With 12 Precursors from the setup and I think 2 more generated to have the vanillas in this list we could probably get 14 arcbonds on each bishop. That gets us to ~293,601,280 output golems. (The notes seem to assume all the dragons die at the end and we need to convert them to golem then to get ready for the trigger. Not sure if we could use the dragons directly? I guess they would be damaged and might die early)
To maxmize Arcbonds we would cast it from hand sometime between precursor triggers on the second artificial evolution. We need to be careful to not get it on anything that survives, so finish modifying the types of everything that doesn't get arcbond, cast it, then finish modifying the types of everything else. Probably easier to not use human for the computation because of that.
We could get another multiplier if we cast arcbond more often. Using a swap for that might be better than using 2 swaps to get another type in the doubling chain. But I'm not sure if the timing with AE works out if we do that.
= = =
According to the arcbond passage, about how many output golems would 14 arcbonds on each bishop produce? The entries after the arcbond passage come from a different source.
= = =
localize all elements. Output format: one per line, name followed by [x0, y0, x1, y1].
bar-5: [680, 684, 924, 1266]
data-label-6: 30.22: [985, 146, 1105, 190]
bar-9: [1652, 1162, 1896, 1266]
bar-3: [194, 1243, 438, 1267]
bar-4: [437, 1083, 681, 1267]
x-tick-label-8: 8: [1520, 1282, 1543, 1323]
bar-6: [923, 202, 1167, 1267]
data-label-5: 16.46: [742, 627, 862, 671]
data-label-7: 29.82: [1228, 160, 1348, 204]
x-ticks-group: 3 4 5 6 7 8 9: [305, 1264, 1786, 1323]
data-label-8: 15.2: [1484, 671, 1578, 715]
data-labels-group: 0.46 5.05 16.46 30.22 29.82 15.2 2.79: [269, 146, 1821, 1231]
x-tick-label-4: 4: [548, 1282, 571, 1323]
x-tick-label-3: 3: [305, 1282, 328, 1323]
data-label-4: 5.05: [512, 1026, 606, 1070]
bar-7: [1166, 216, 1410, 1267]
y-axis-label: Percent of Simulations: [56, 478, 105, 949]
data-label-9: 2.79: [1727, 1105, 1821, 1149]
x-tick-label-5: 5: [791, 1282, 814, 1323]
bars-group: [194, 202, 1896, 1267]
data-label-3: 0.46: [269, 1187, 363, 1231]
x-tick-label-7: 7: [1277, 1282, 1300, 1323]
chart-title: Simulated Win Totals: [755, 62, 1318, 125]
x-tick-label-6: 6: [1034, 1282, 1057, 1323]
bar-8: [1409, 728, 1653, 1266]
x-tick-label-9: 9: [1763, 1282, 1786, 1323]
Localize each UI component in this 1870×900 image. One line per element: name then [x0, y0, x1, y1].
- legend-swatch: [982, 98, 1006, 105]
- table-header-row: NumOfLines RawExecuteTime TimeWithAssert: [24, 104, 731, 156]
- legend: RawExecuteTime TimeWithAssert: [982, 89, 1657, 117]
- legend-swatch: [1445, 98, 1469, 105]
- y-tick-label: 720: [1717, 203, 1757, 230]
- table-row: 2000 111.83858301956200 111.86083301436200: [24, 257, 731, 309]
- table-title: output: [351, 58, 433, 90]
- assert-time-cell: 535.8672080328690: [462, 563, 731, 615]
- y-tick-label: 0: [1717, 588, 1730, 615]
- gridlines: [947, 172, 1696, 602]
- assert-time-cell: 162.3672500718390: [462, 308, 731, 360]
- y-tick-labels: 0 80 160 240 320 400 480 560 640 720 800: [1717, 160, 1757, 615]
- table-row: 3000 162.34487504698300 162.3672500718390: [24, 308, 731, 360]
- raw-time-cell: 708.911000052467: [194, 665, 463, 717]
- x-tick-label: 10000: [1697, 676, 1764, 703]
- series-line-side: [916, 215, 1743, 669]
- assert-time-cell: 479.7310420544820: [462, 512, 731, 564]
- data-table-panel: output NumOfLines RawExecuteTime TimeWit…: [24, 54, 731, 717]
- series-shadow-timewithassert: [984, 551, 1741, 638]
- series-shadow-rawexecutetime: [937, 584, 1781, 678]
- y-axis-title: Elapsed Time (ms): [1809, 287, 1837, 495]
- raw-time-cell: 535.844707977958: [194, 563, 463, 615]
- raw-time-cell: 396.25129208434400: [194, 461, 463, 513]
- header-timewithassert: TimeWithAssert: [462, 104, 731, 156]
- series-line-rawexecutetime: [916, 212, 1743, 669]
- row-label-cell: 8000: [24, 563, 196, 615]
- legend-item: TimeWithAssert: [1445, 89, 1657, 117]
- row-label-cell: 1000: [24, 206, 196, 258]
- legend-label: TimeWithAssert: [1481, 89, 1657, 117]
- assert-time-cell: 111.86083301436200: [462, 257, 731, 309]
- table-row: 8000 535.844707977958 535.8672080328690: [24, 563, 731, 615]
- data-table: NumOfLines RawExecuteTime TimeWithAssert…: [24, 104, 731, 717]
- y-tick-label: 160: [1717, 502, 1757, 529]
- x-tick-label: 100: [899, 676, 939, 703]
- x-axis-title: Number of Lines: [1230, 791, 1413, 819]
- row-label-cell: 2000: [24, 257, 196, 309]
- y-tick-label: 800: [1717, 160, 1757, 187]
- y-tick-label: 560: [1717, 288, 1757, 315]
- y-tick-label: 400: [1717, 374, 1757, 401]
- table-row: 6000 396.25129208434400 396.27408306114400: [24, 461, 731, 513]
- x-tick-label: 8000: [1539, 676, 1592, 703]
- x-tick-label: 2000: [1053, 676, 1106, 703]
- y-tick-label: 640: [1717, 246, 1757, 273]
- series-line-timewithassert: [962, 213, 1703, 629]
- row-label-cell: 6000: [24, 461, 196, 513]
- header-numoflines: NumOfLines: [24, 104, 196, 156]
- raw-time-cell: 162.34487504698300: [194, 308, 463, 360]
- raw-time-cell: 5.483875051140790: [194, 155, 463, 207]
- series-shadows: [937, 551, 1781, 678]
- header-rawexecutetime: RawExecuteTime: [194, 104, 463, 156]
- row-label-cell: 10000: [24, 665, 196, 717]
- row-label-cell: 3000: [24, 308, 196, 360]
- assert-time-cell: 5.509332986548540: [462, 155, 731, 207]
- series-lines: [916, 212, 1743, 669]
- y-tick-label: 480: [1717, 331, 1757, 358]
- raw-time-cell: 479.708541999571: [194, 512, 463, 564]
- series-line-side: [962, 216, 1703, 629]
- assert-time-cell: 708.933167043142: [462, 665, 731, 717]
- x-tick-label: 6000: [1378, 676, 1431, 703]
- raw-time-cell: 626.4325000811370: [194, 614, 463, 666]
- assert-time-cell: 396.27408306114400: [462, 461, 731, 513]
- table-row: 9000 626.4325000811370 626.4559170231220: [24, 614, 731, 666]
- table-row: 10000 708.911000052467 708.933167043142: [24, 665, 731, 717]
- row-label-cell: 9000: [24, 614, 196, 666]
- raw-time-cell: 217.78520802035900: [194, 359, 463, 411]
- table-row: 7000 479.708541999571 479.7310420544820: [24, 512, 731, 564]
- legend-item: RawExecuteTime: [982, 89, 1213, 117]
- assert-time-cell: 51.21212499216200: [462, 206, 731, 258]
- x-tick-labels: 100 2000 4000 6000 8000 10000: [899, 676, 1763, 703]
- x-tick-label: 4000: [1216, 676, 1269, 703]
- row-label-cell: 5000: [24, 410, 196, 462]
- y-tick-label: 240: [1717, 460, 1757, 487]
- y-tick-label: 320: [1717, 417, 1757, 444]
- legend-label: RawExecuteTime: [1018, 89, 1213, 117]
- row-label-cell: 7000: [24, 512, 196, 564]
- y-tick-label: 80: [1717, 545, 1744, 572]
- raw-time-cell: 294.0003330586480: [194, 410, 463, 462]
= = =
> **COMPLETED TASK**: About 293,601,280 output golems.